### Excerpt provided
-- begin --

In this Feb. 7, 2019, photo, Bloomfield High School transgender athlete Terry Miller, second from left, wins the final of the 55-meter dash over transgender athlete Andraya Yearwood, far left, and other runners in the Connecticut girls Class S indoor track meet at Hillhouse High School in New Haven, Conn. The U.S. Education Department's Office for Civil Rights has found a Connecticut policy that allows transgender athletes to compete in girls sports is illegal. The office says the policy violates Title IX, the federal civil rights law that guarantees equal education opportunities for women, including in athletics.
Photo: AP Photo/Pat Eaton-Robb, File
Photo: AP Photo/Pat Eaton-Robb, File

The Trump Administration: Trans-inclusive sports policies violate law

The U.S. Department of Education could withhold federal funding if Connecticut does not reverse a policy allowing transgender students to participate in sports based on the gender with which they identify.

The federal rebuke came in response to a Title IX complaint filed by three female Connecticut runners, alleging they were at an unfair disadvantage competing against two transgender high school sprinters, Terry Miller and Andraya Yearwood, who, between them, have earned 15 girls state indoor or outdoor championship races.

Along with seeking an administrative investigation by the Office for Civil Rights, the three students filed a federal lawsuit in February based on Title IX, which prohibits sex discrimination in education programs that receive federal funding.

The complaint and lawsuit target a Connecticut Interscholastic Athletic Conference policy that permits athletes to compete based on the gender with which they identify. Connecticut is among 18 states with such a policy.

-- end --

### Information provided
-- begin --

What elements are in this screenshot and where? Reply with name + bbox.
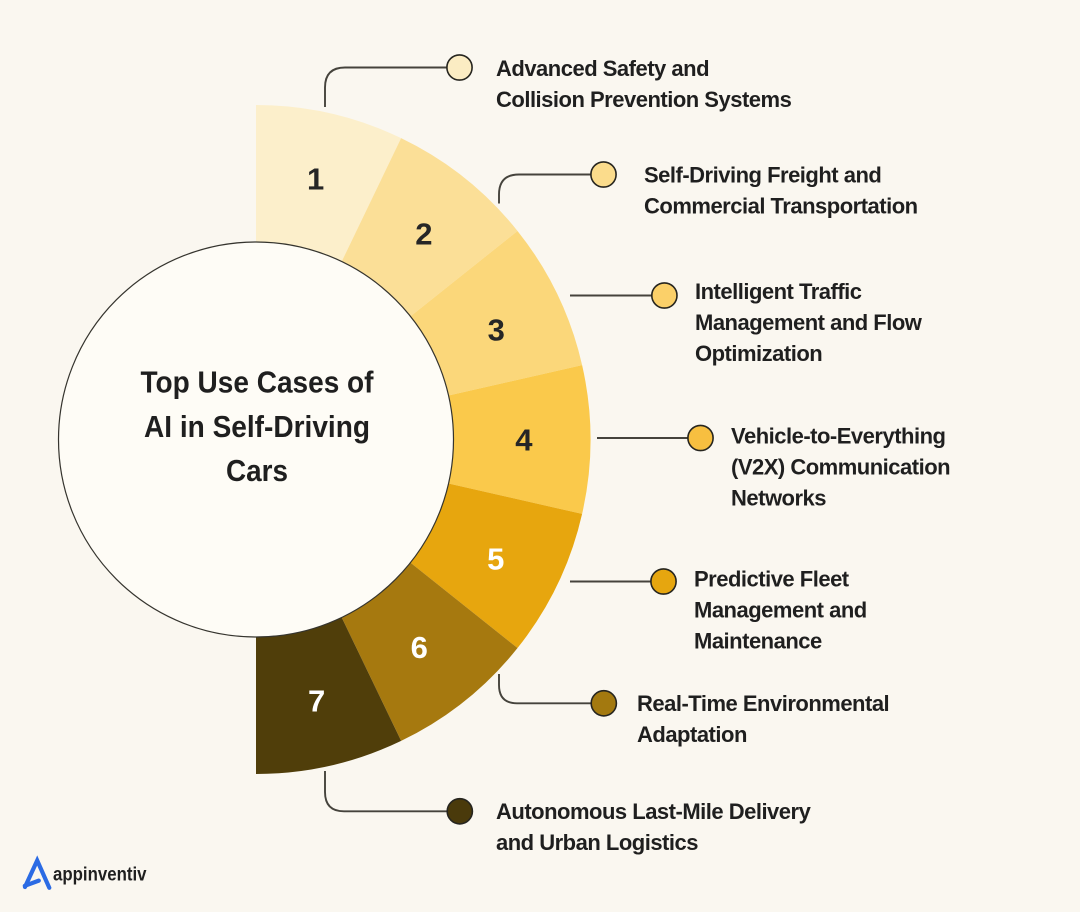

-- end --

### Given request
Can you carry on the news article about Connecticut's policy on transgender athletes in girls' sports, which comes before the listing, picking up after its final sentence?

### Solved problem
In a 45-page letter, the education agency agreed with the three runners that the policy “denied female student-athletes athletic benefits and opportunities, including advancing to the finals in events, higher level competitions, awards, medals, recognition, and the possibility of greater visibility to colleges and other benefits. Accordingly, OCR determined that the CIAC denied athletic benefits and opportunities to female student-athletes competing in Participation Policy, in violation of the regulation implementing Title IX...OCR also determined that the CIAC treated students differently based on sex, by denying opportunities and benefits to female student-athletes that were available to male student-athletes.”

Chase Strangio, deputy director for Trans Justice with the ACLU LGBT & HIV Project, said the finding “represents another attack from the Trump administration on transgender students. Since 2017, DeVos’ Department of Education has taken consistent aim at transgender students. Once again, the administration is wrong on the law and we will continue to defend transgender students under Title IX and the Constitution. Trans students belong in our schools, including on sports teams, and we will not back down from this fight.”

A bill failed to advance in the Georgia House this year that would have required transgender students to play on teams based on the gender assigned at birth.  

Now, Georgia High School Assocation policy states it “will honor a gender determination made by a member school. The GHSA will not make gender identity determinations nor entertain appeals of the member school’s determination.”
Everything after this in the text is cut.